AIM. Write out every single entry exactly.

GIVEN INFORMATION.

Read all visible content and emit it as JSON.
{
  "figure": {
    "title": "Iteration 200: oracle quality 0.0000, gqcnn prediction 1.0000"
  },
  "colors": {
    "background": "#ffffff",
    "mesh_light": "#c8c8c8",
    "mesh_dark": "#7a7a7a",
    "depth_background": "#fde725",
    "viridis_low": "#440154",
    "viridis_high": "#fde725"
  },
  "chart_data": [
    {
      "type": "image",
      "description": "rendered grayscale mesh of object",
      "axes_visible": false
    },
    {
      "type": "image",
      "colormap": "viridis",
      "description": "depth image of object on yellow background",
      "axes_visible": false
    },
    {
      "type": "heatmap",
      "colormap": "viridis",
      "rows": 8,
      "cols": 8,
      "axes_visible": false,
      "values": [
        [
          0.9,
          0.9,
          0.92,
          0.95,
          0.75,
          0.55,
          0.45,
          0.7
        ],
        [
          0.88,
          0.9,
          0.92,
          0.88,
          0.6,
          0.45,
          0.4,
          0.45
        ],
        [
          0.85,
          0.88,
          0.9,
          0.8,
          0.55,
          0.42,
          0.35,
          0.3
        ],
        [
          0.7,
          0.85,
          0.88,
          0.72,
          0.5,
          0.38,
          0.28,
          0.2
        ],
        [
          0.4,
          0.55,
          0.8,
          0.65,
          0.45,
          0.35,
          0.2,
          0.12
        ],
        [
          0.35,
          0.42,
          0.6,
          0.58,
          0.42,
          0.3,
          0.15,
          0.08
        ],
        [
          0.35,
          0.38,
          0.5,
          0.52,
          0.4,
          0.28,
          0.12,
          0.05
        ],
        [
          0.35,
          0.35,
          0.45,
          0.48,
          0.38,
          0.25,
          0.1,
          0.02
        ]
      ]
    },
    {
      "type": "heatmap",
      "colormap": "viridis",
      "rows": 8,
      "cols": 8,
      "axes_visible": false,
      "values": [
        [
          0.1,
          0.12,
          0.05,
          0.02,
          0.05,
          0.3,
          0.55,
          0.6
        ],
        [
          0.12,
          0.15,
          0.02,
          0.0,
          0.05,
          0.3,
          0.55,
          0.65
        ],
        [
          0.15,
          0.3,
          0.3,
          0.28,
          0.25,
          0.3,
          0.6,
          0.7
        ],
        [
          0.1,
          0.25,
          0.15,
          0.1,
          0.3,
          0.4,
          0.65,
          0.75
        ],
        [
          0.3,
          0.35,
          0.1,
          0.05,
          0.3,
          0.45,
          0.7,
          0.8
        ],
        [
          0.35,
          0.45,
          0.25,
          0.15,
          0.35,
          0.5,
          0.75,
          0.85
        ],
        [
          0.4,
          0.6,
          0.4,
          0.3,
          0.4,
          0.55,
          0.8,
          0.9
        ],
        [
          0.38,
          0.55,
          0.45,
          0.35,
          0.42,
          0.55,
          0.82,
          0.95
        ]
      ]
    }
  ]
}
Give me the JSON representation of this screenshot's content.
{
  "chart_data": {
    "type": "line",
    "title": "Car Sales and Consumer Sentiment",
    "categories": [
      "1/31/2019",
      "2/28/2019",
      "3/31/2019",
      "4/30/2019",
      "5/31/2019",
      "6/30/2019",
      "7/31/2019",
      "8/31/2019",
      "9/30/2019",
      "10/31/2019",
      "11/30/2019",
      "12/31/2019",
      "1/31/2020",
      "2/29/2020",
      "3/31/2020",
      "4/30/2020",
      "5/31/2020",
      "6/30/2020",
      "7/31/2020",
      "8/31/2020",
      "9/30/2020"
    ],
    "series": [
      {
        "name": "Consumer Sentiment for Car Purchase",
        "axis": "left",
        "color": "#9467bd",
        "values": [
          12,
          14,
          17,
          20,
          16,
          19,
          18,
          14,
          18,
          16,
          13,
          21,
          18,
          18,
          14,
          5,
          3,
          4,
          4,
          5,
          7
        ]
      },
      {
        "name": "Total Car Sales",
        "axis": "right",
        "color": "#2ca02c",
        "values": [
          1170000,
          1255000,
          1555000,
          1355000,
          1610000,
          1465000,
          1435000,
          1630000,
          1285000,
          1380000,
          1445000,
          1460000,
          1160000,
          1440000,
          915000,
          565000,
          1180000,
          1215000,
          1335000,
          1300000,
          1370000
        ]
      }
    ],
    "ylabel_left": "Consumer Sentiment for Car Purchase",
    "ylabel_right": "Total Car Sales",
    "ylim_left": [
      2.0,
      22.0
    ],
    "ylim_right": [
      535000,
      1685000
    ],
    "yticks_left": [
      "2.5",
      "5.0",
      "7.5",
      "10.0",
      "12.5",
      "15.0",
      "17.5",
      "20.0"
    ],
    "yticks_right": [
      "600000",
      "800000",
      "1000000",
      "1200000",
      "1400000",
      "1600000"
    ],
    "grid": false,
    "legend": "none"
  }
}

OUTPUT FOR THIS TASK.
Read all visible content and emit it as JSON.
{
  "figure": {
    "title": "Iteration 200: oracle quality 0.0000, gqcnn prediction 1.0000"
  },
  "colors": {
    "background": "#ffffff",
    "mesh_light": "#c8c8c8",
    "mesh_dark": "#7a7a7a",
    "depth_background": "#fde725",
    "viridis_low": "#440154",
    "viridis_high": "#fde725"
  },
  "chart_data": [
    {
      "type": "image",
      "description": "rendered grayscale mesh of object",
      "axes_visible": false
    },
    {
      "type": "image",
      "colormap": "viridis",
      "description": "depth image of object on yellow background",
      "axes_visible": false
    },
    {
      "type": "heatmap",
      "colormap": "viridis",
      "rows": 8,
      "cols": 8,
      "axes_visible": false,
      "values": [
        [
          0.9,
          0.9,
          0.92,
          0.95,
          0.75,
          0.55,
          0.45,
          0.7
        ],
        [
          0.88,
          0.9,
          0.92,
          0.88,
          0.6,
          0.45,
          0.4,
          0.45
        ],
        [
          0.85,
          0.88,
          0.9,
          0.8,
          0.55,
          0.42,
          0.35,
          0.3
        ],
        [
          0.7,
          0.85,
          0.88,
          0.72,
          0.5,
          0.38,
          0.28,
          0.2
        ],
        [
          0.4,
          0.55,
          0.8,
          0.65,
          0.45,
          0.35,
          0.2,
          0.12
        ],
        [
          0.35,
          0.42,
          0.6,
          0.58,
          0.42,
          0.3,
          0.15,
          0.08
        ],
        [
          0.35,
          0.38,
          0.5,
          0.52,
          0.4,
          0.28,
          0.12,
          0.05
        ],
        [
          0.35,
          0.35,
          0.45,
          0.48,
          0.38,
          0.25,
          0.1,
          0.02
        ]
      ]
    },
    {
      "type": "heatmap",
      "colormap": "viridis",
      "rows": 8,
      "cols": 8,
      "axes_visible": false,
      "values": [
        [
          0.1,
          0.12,
          0.05,
          0.02,
          0.05,
          0.3,
          0.55,
          0.6
        ],
        [
          0.12,
          0.15,
          0.02,
          0.0,
          0.05,
          0.3,
          0.55,
          0.65
        ],
        [
          0.15,
          0.3,
          0.3,
          0.28,
          0.25,
          0.3,
          0.6,
          0.7
        ],
        [
          0.1,
          0.25,
          0.15,
          0.1,
          0.3,
          0.4,
          0.65,
          0.75
        ],
        [
          0.3,
          0.35,
          0.1,
          0.05,
          0.3,
          0.45,
          0.7,
          0.8
        ],
        [
          0.35,
          0.45,
          0.25,
          0.15,
          0.35,
          0.5,
          0.75,
          0.85
        ],
        [
          0.4,
          0.6,
          0.4,
          0.3,
          0.4,
          0.55,
          0.8,
          0.9
        ],
        [
          0.38,
          0.55,
          0.45,
          0.35,
          0.42,
          0.55,
          0.82,
          0.95
        ]
      ]
    }
  ]
}
Give me the JSON representation of this screenshot's content.
{
  "chart_data": {
    "type": "line",
    "title": "Car Sales and Consumer Sentiment",
    "categories": [
      "1/31/2019",
      "2/28/2019",
      "3/31/2019",
      "4/30/2019",
      "5/31/2019",
      "6/30/2019",
      "7/31/2019",
      "8/31/2019",
      "9/30/2019",
      "10/31/2019",
      "11/30/2019",
      "12/31/2019",
      "1/31/2020",
      "2/29/2020",
      "3/31/2020",
      "4/30/2020",
      "5/31/2020",
      "6/30/2020",
      "7/31/2020",
      "8/31/2020",
      "9/30/2020"
    ],
    "series": [
      {
        "name": "Consumer Sentiment for Car Purchase",
        "axis": "left",
        "color": "#9467bd",
        "values": [
          12,
          14,
          17,
          20,
          16,
          19,
          18,
          14,
          18,
          16,
          13,
          21,
          18,
          18,
          14,
          5,
          3,
          4,
          4,
          5,
          7
        ]
      },
      {
        "name": "Total Car Sales",
        "axis": "right",
        "color": "#2ca02c",
        "values": [
          1170000,
          1255000,
          1555000,
          1355000,
          1610000,
          1465000,
          1435000,
          1630000,
          1285000,
          1380000,
          1445000,
          1460000,
          1160000,
          1440000,
          915000,
          565000,
          1180000,
          1215000,
          1335000,
          1300000,
          1370000
        ]
      }
    ],
    "ylabel_left": "Consumer Sentiment for Car Purchase",
    "ylabel_right": "Total Car Sales",
    "ylim_left": [
      2.0,
      22.0
    ],
    "ylim_right": [
      535000,
      1685000
    ],
    "yticks_left": [
      "2.5",
      "5.0",
      "7.5",
      "10.0",
      "12.5",
      "15.0",
      "17.5",
      "20.0"
    ],
    "yticks_right": [
      "600000",
      "800000",
      "1000000",
      "1200000",
      "1400000",
      "1600000"
    ],
    "grid": false,
    "legend": "none"
  }
}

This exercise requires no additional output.